_Set exercise_:
Take the data that follows and retype it word for word.

_Records excerpted from a collection_:
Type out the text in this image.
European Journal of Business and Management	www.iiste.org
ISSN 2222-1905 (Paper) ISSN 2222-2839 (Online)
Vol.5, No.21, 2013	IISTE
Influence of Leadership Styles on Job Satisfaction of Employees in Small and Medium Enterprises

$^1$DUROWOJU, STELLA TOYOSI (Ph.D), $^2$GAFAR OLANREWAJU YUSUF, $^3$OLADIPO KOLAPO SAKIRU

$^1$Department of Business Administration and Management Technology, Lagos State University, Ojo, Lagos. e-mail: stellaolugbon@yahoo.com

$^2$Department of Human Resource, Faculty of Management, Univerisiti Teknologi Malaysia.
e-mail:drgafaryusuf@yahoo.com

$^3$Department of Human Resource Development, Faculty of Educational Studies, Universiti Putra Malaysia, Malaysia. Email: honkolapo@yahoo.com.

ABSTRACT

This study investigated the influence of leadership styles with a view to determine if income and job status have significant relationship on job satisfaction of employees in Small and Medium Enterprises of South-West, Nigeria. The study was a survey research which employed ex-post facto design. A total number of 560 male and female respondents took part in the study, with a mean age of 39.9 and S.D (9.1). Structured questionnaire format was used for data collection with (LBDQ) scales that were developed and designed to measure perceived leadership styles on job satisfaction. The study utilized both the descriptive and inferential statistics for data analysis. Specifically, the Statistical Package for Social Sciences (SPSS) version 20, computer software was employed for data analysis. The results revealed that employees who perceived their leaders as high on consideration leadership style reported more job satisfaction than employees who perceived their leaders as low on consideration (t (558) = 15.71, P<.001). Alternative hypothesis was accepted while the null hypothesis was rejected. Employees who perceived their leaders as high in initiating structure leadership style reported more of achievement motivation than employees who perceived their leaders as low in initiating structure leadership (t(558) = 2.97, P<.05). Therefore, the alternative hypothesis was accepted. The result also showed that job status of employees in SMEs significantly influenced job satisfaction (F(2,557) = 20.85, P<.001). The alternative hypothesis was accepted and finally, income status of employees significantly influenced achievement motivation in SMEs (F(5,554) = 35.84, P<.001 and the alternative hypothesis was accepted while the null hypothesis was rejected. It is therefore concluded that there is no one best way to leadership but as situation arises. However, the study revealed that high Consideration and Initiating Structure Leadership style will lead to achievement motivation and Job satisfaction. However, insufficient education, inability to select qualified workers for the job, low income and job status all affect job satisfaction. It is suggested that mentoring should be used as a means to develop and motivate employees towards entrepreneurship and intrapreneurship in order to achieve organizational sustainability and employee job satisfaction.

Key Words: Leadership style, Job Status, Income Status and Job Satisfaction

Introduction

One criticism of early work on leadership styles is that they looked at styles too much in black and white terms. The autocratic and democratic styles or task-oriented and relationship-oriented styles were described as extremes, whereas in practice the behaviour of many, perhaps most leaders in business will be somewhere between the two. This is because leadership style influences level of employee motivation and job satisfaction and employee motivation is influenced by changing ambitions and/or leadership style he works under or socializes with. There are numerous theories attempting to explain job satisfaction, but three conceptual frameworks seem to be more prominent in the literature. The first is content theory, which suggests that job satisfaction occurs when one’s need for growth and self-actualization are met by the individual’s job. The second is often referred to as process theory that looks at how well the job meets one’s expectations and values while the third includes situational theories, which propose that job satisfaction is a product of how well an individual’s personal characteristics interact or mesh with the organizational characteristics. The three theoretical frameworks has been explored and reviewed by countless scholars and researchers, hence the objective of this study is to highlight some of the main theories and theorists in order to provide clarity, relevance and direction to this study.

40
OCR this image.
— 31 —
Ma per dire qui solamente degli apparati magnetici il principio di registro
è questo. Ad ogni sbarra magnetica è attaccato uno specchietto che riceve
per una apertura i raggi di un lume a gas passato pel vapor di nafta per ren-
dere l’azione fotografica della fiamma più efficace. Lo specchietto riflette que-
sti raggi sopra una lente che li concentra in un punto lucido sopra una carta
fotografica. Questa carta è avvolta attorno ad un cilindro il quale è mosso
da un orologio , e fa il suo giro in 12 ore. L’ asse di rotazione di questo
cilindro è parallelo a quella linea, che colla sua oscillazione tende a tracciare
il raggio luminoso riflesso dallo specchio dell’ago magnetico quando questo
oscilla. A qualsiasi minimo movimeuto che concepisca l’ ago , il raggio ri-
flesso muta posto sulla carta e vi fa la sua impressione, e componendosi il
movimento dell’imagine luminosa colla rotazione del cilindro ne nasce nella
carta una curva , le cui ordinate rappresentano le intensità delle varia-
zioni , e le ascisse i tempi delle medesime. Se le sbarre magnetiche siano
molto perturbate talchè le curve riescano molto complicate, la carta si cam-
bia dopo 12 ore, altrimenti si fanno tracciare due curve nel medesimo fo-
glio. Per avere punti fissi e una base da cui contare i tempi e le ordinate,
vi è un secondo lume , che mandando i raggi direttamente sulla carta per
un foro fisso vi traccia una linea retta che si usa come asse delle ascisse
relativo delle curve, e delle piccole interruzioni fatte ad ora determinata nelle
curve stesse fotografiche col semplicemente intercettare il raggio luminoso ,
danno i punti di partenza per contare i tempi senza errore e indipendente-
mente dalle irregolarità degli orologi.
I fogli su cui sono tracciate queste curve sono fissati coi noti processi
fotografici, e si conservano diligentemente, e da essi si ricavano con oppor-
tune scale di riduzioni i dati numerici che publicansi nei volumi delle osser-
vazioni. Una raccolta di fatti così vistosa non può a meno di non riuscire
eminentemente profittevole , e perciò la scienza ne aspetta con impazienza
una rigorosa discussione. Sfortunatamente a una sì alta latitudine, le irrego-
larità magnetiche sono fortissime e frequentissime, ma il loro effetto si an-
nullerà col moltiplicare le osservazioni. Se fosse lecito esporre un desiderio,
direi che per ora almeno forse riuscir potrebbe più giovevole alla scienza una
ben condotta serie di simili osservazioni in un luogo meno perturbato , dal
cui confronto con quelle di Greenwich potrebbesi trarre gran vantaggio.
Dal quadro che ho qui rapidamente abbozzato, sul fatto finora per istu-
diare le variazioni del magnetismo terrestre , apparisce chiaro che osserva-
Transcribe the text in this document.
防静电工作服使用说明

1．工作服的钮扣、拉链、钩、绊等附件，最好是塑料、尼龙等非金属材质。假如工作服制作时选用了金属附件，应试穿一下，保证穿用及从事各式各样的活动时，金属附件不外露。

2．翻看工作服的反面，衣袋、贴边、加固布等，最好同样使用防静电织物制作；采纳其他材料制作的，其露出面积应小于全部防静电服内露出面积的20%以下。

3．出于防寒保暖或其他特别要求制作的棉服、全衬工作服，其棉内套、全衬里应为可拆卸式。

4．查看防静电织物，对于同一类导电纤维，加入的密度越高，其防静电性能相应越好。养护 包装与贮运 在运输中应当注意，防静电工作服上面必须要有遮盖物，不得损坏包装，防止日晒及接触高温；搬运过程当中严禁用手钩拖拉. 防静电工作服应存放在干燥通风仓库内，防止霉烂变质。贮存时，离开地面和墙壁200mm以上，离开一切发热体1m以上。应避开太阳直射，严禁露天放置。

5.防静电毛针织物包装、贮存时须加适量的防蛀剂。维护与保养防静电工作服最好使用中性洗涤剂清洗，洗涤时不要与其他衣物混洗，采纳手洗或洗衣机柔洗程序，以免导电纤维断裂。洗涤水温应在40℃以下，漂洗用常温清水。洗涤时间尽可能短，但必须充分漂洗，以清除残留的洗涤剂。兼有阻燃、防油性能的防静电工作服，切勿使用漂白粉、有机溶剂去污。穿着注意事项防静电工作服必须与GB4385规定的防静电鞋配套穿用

_Response below_:
Type out the text in this image.
European Journal of Business and Management	www.iiste.org
ISSN 2222-1905 (Paper) ISSN 2222-2839 (Online)
Vol.5, No.21, 2013	IISTE
Influence of Leadership Styles on Job Satisfaction of Employees in Small and Medium Enterprises

$^1$DUROWOJU, STELLA TOYOSI (Ph.D), $^2$GAFAR OLANREWAJU YUSUF, $^3$OLADIPO KOLAPO SAKIRU

$^1$Department of Business Administration and Management Technology, Lagos State University, Ojo, Lagos. e-mail: stellaolugbon@yahoo.com

$^2$Department of Human Resource, Faculty of Management, Univerisiti Teknologi Malaysia.
e-mail:drgafaryusuf@yahoo.com

$^3$Department of Human Resource Development, Faculty of Educational Studies, Universiti Putra Malaysia, Malaysia. Email: honkolapo@yahoo.com.

ABSTRACT

This study investigated the influence of leadership styles with a view to determine if income and job status have significant relationship on job satisfaction of employees in Small and Medium Enterprises of South-West, Nigeria. The study was a survey research which employed ex-post facto design. A total number of 560 male and female respondents took part in the study, with a mean age of 39.9 and S.D (9.1). Structured questionnaire format was used for data collection with (LBDQ) scales that were developed and designed to measure perceived leadership styles on job satisfaction. The study utilized both the descriptive and inferential statistics for data analysis. Specifically, the Statistical Package for Social Sciences (SPSS) version 20, computer software was employed for data analysis. The results revealed that employees who perceived their leaders as high on consideration leadership style reported more job satisfaction than employees who perceived their leaders as low on consideration (t (558) = 15.71, P<.001). Alternative hypothesis was accepted while the null hypothesis was rejected. Employees who perceived their leaders as high in initiating structure leadership style reported more of achievement motivation than employees who perceived their leaders as low in initiating structure leadership (t(558) = 2.97, P<.05). Therefore, the alternative hypothesis was accepted. The result also showed that job status of employees in SMEs significantly influenced job satisfaction (F(2,557) = 20.85, P<.001). The alternative hypothesis was accepted and finally, income status of employees significantly influenced achievement motivation in SMEs (F(5,554) = 35.84, P<.001 and the alternative hypothesis was accepted while the null hypothesis was rejected. It is therefore concluded that there is no one best way to leadership but as situation arises. However, the study revealed that high Consideration and Initiating Structure Leadership style will lead to achievement motivation and Job satisfaction. However, insufficient education, inability to select qualified workers for the job, low income and job status all affect job satisfaction. It is suggested that mentoring should be used as a means to develop and motivate employees towards entrepreneurship and intrapreneurship in order to achieve organizational sustainability and employee job satisfaction.

Key Words: Leadership style, Job Status, Income Status and Job Satisfaction

Introduction

One criticism of early work on leadership styles is that they looked at styles too much in black and white terms. The autocratic and democratic styles or task-oriented and relationship-oriented styles were described as extremes, whereas in practice the behaviour of many, perhaps most leaders in business will be somewhere between the two. This is because leadership style influences level of employee motivation and job satisfaction and employee motivation is influenced by changing ambitions and/or leadership style he works under or socializes with. There are numerous theories attempting to explain job satisfaction, but three conceptual frameworks seem to be more prominent in the literature. The first is content theory, which suggests that job satisfaction occurs when one’s need for growth and self-actualization are met by the individual’s job. The second is often referred to as process theory that looks at how well the job meets one’s expectations and values while the third includes situational theories, which propose that job satisfaction is a product of how well an individual’s personal characteristics interact or mesh with the organizational characteristics. The three theoretical frameworks has been explored and reviewed by countless scholars and researchers, hence the objective of this study is to highlight some of the main theories and theorists in order to provide clarity, relevance and direction to this study.

40
OCR this image.
— 31 —
Ma per dire qui solamente degli apparati magnetici il principio di registro
è questo. Ad ogni sbarra magnetica è attaccato uno specchietto che riceve
per una apertura i raggi di un lume a gas passato pel vapor di nafta per ren-
dere l’azione fotografica della fiamma più efficace. Lo specchietto riflette que-
sti raggi sopra una lente che li concentra in un punto lucido sopra una carta
fotografica. Questa carta è avvolta attorno ad un cilindro il quale è mosso
da un orologio , e fa il suo giro in 12 ore. L’ asse di rotazione di questo
cilindro è parallelo a quella linea, che colla sua oscillazione tende a tracciare
il raggio luminoso riflesso dallo specchio dell’ago magnetico quando questo
oscilla. A qualsiasi minimo movimeuto che concepisca l’ ago , il raggio ri-
flesso muta posto sulla carta e vi fa la sua impressione, e componendosi il
movimento dell’imagine luminosa colla rotazione del cilindro ne nasce nella
carta una curva , le cui ordinate rappresentano le intensità delle varia-
zioni , e le ascisse i tempi delle medesime. Se le sbarre magnetiche siano
molto perturbate talchè le curve riescano molto complicate, la carta si cam-
bia dopo 12 ore, altrimenti si fanno tracciare due curve nel medesimo fo-
glio. Per avere punti fissi e una base da cui contare i tempi e le ordinate,
vi è un secondo lume , che mandando i raggi direttamente sulla carta per
un foro fisso vi traccia una linea retta che si usa come asse delle ascisse
relativo delle curve, e delle piccole interruzioni fatte ad ora determinata nelle
curve stesse fotografiche col semplicemente intercettare il raggio luminoso ,
danno i punti di partenza per contare i tempi senza errore e indipendente-
mente dalle irregolarità degli orologi.
I fogli su cui sono tracciate queste curve sono fissati coi noti processi
fotografici, e si conservano diligentemente, e da essi si ricavano con oppor-
tune scale di riduzioni i dati numerici che publicansi nei volumi delle osser-
vazioni. Una raccolta di fatti così vistosa non può a meno di non riuscire
eminentemente profittevole , e perciò la scienza ne aspetta con impazienza
una rigorosa discussione. Sfortunatamente a una sì alta latitudine, le irrego-
larità magnetiche sono fortissime e frequentissime, ma il loro effetto si an-
nullerà col moltiplicare le osservazioni. Se fosse lecito esporre un desiderio,
direi che per ora almeno forse riuscir potrebbe più giovevole alla scienza una
ben condotta serie di simili osservazioni in un luogo meno perturbato , dal
cui confronto con quelle di Greenwich potrebbesi trarre gran vantaggio.
Dal quadro che ho qui rapidamente abbozzato, sul fatto finora per istu-
diare le variazioni del magnetismo terrestre , apparisce chiaro che osserva-
Transcribe the text in this document.
防静电工作服使用说明

1．工作服的钮扣、拉链、钩、绊等附件，最好是塑料、尼龙等非金属材质。假如工作服制作时选用了金属附件，应试穿一下，保证穿用及从事各式各样的活动时，金属附件不外露。

2．翻看工作服的反面，衣袋、贴边、加固布等，最好同样使用防静电织物制作；采纳其他材料制作的，其露出面积应小于全部防静电服内露出面积的20%以下。

3．出于防寒保暖或其他特别要求制作的棉服、全衬工作服，其棉内套、全衬里应为可拆卸式。

4．查看防静电织物，对于同一类导电纤维，加入的密度越高，其防静电性能相应越好。养护 包装与贮运 在运输中应当注意，防静电工作服上面必须要有遮盖物，不得损坏包装，防止日晒及接触高温；搬运过程当中严禁用手钩拖拉. 防静电工作服应存放在干燥通风仓库内，防止霉烂变质。贮存时，离开地面和墙壁200mm以上，离开一切发热体1m以上。应避开太阳直射，严禁露天放置。

5.防静电毛针织物包装、贮存时须加适量的防蛀剂。维护与保养防静电工作服最好使用中性洗涤剂清洗，洗涤时不要与其他衣物混洗，采纳手洗或洗衣机柔洗程序，以免导电纤维断裂。洗涤水温应在40℃以下，漂洗用常温清水。洗涤时间尽可能短，但必须充分漂洗，以清除残留的洗涤剂。兼有阻燃、防油性能的防静电工作服，切勿使用漂白粉、有机溶剂去污。穿着注意事项防静电工作服必须与GB4385规定的防静电鞋配套穿用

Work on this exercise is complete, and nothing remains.